►

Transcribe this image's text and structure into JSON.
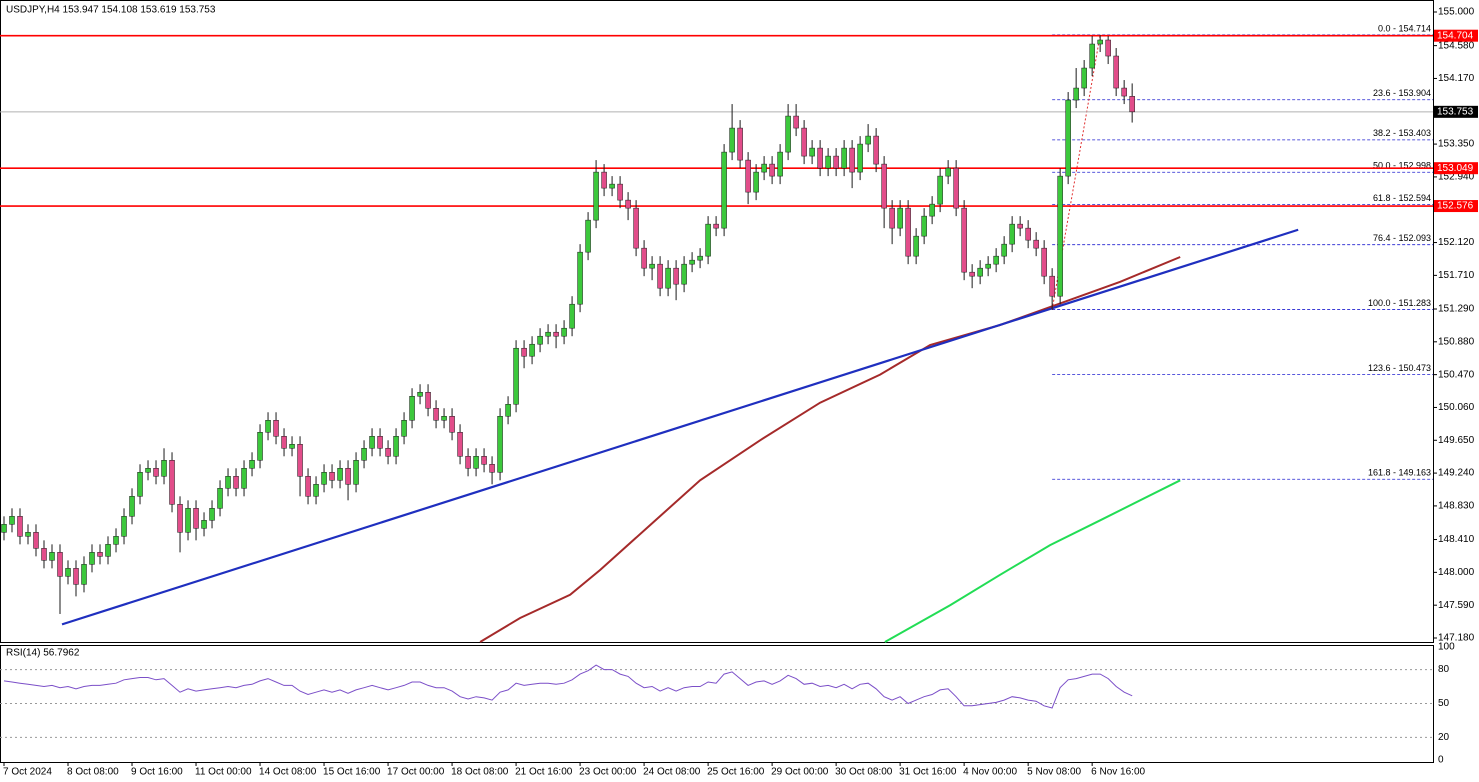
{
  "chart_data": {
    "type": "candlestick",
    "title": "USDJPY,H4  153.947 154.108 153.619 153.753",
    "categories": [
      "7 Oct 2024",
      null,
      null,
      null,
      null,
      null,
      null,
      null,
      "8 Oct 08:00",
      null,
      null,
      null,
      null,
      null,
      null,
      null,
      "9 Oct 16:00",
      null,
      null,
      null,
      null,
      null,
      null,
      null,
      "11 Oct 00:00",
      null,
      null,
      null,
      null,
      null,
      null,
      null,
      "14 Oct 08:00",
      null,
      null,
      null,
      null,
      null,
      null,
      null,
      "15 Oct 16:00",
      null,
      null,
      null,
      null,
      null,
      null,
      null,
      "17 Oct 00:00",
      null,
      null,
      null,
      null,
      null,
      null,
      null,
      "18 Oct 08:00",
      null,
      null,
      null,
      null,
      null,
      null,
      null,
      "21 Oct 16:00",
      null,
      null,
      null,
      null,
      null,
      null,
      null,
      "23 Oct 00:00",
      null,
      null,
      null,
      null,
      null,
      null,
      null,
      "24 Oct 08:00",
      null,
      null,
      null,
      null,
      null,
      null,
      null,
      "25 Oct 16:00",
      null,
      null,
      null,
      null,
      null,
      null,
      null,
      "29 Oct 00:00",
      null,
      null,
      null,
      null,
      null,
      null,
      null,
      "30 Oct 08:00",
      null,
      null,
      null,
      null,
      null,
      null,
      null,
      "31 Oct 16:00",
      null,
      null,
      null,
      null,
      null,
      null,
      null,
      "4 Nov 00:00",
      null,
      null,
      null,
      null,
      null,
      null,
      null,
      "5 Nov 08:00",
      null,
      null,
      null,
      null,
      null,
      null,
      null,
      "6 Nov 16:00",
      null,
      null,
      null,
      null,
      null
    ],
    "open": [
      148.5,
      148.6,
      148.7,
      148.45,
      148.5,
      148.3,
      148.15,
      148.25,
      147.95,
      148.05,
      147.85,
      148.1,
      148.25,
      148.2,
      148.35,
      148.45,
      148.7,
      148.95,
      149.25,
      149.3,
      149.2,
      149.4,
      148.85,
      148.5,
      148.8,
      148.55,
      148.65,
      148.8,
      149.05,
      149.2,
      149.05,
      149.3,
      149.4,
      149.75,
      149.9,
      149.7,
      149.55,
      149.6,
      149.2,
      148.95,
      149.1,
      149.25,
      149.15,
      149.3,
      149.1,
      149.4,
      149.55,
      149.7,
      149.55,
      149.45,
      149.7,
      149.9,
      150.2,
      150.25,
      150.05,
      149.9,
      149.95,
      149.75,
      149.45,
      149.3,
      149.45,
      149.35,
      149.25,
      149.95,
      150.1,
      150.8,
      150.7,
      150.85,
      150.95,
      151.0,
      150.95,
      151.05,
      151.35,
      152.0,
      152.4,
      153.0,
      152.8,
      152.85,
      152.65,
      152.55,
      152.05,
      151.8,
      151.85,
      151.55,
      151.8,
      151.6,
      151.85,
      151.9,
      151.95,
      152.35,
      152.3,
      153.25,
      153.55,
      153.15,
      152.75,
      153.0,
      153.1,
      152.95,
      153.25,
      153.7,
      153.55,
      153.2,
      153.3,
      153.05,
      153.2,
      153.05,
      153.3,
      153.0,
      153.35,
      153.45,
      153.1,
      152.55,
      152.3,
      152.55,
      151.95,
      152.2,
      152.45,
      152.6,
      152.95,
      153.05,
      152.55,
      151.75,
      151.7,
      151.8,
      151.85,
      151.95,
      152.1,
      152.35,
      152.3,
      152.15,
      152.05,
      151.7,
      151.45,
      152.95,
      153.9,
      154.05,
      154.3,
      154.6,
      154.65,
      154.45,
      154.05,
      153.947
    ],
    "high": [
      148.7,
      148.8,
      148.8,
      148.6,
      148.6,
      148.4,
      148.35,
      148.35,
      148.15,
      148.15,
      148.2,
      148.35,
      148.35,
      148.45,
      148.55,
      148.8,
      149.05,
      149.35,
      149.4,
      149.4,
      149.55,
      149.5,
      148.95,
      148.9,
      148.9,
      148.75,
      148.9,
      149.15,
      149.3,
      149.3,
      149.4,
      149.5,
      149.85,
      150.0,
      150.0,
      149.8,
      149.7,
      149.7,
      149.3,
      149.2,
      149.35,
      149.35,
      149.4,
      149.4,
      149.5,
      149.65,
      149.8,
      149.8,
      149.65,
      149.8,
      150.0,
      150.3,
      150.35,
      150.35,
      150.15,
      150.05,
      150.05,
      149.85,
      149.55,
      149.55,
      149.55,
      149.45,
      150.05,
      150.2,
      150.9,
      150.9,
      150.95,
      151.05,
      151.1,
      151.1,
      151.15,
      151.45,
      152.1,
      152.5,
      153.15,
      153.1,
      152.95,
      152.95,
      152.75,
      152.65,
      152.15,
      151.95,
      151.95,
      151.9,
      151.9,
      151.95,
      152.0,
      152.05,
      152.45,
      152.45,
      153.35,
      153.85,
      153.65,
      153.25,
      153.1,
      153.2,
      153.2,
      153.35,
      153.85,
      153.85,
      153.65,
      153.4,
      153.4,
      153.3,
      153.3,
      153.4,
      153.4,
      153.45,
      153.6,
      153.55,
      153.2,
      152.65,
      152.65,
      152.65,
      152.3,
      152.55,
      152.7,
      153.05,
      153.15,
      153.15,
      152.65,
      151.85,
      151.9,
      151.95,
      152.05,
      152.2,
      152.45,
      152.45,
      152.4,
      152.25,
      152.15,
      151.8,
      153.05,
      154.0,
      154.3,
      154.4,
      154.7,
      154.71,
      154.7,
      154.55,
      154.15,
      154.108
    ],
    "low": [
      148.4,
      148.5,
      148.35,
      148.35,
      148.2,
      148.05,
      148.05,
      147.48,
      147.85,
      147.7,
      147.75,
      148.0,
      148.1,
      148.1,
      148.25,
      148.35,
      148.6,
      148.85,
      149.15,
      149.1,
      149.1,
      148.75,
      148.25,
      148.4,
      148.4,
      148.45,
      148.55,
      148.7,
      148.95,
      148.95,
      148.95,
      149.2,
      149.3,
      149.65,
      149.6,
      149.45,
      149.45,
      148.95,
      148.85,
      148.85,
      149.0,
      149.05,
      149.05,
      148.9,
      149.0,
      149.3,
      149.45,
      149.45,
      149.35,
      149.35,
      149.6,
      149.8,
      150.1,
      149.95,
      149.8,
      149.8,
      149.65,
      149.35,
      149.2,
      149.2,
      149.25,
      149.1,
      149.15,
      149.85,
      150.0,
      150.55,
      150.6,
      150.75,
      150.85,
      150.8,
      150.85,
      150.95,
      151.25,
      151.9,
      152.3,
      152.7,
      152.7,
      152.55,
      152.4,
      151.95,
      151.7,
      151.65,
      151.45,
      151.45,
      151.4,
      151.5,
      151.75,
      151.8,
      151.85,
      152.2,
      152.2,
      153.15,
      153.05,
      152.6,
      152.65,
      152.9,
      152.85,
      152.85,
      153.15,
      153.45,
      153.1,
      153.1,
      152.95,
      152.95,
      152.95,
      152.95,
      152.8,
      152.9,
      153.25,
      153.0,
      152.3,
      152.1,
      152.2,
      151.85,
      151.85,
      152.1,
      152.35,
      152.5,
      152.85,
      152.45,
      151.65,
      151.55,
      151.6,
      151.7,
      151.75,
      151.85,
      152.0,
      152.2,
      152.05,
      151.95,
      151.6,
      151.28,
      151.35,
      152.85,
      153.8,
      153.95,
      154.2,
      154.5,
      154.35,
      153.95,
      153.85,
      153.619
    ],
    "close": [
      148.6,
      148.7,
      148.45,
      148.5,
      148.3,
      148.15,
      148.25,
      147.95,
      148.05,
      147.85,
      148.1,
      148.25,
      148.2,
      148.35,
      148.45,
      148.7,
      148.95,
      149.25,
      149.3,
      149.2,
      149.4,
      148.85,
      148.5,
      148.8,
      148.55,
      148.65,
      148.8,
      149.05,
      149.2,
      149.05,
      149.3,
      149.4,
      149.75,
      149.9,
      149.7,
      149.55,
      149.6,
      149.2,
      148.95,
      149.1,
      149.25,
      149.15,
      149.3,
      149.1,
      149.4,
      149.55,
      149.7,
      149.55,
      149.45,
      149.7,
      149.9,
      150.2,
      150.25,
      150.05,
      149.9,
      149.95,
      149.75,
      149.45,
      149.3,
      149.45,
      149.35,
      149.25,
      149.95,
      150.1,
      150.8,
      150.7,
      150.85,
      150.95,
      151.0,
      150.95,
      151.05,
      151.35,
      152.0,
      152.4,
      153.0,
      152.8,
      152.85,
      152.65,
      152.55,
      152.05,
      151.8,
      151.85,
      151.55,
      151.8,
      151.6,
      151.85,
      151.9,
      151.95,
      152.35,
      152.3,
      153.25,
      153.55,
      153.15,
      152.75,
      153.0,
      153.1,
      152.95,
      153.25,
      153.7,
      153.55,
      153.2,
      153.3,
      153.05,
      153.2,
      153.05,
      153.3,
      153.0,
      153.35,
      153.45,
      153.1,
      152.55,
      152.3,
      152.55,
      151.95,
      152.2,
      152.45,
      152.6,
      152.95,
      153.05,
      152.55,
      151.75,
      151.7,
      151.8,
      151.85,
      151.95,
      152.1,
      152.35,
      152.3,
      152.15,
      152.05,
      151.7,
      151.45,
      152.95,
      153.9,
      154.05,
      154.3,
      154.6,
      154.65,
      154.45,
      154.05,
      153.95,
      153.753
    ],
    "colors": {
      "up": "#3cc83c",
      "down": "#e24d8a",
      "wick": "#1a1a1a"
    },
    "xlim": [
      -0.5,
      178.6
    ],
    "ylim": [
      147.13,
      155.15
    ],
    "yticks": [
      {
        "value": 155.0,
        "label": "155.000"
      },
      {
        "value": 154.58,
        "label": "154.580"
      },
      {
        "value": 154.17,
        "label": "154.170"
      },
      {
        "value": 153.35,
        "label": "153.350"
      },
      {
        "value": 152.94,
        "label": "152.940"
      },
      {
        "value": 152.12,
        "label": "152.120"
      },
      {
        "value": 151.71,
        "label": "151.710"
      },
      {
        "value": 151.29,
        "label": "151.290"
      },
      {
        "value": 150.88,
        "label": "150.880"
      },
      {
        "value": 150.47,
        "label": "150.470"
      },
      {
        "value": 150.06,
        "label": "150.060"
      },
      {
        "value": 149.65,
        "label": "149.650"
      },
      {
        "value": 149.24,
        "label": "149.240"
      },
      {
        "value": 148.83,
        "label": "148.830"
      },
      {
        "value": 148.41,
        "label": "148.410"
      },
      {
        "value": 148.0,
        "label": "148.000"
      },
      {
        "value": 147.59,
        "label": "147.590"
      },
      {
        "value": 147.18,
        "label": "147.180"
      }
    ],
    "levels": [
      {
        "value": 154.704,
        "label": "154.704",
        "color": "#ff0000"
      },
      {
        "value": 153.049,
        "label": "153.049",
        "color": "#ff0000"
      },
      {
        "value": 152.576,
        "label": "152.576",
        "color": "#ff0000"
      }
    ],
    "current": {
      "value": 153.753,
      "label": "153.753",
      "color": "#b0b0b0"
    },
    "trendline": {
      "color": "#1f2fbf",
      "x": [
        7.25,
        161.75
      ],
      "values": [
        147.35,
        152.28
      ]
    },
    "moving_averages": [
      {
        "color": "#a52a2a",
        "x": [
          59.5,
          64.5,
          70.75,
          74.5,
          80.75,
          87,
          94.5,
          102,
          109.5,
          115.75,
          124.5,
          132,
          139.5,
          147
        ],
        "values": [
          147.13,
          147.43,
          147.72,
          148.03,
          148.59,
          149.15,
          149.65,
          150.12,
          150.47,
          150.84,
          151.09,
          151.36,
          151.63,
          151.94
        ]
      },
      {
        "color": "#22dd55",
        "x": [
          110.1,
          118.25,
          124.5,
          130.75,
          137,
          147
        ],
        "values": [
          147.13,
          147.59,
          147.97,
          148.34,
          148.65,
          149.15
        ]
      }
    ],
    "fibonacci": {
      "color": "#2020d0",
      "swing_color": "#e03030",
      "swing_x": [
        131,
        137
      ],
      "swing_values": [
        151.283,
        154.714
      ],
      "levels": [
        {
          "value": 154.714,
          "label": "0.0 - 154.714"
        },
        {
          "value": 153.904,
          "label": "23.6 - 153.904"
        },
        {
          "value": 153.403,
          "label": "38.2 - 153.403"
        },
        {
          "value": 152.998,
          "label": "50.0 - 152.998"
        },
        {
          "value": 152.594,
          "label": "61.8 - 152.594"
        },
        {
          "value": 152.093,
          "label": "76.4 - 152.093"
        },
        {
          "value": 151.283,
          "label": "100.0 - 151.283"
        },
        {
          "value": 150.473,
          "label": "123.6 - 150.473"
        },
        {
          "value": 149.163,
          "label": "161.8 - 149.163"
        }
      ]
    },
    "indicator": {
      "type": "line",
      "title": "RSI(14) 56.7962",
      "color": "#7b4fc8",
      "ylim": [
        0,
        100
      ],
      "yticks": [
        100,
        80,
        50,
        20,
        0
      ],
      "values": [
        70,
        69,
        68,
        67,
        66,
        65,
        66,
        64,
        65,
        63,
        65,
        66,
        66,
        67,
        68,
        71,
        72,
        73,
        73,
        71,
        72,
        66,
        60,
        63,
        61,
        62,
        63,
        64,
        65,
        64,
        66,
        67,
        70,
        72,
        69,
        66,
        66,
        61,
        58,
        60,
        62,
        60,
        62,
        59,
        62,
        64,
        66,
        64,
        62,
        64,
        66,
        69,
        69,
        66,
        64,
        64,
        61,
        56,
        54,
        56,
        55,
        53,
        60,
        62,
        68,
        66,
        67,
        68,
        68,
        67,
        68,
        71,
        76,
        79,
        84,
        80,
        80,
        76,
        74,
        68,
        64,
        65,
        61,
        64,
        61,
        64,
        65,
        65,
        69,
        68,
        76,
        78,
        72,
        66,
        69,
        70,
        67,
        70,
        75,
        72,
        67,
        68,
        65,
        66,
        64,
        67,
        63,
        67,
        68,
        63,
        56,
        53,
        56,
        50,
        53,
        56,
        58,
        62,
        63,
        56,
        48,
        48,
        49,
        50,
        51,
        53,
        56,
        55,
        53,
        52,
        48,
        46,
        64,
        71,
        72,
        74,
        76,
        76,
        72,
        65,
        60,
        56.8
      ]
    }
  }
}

◄

# [Exercise prompt]
Copy each line holding the word "title" from the listing above.

# [Task answer]
    "title": "USDJPY,H4  153.947 154.108 153.619 153.753",
      "title": "RSI(14) 56.7962",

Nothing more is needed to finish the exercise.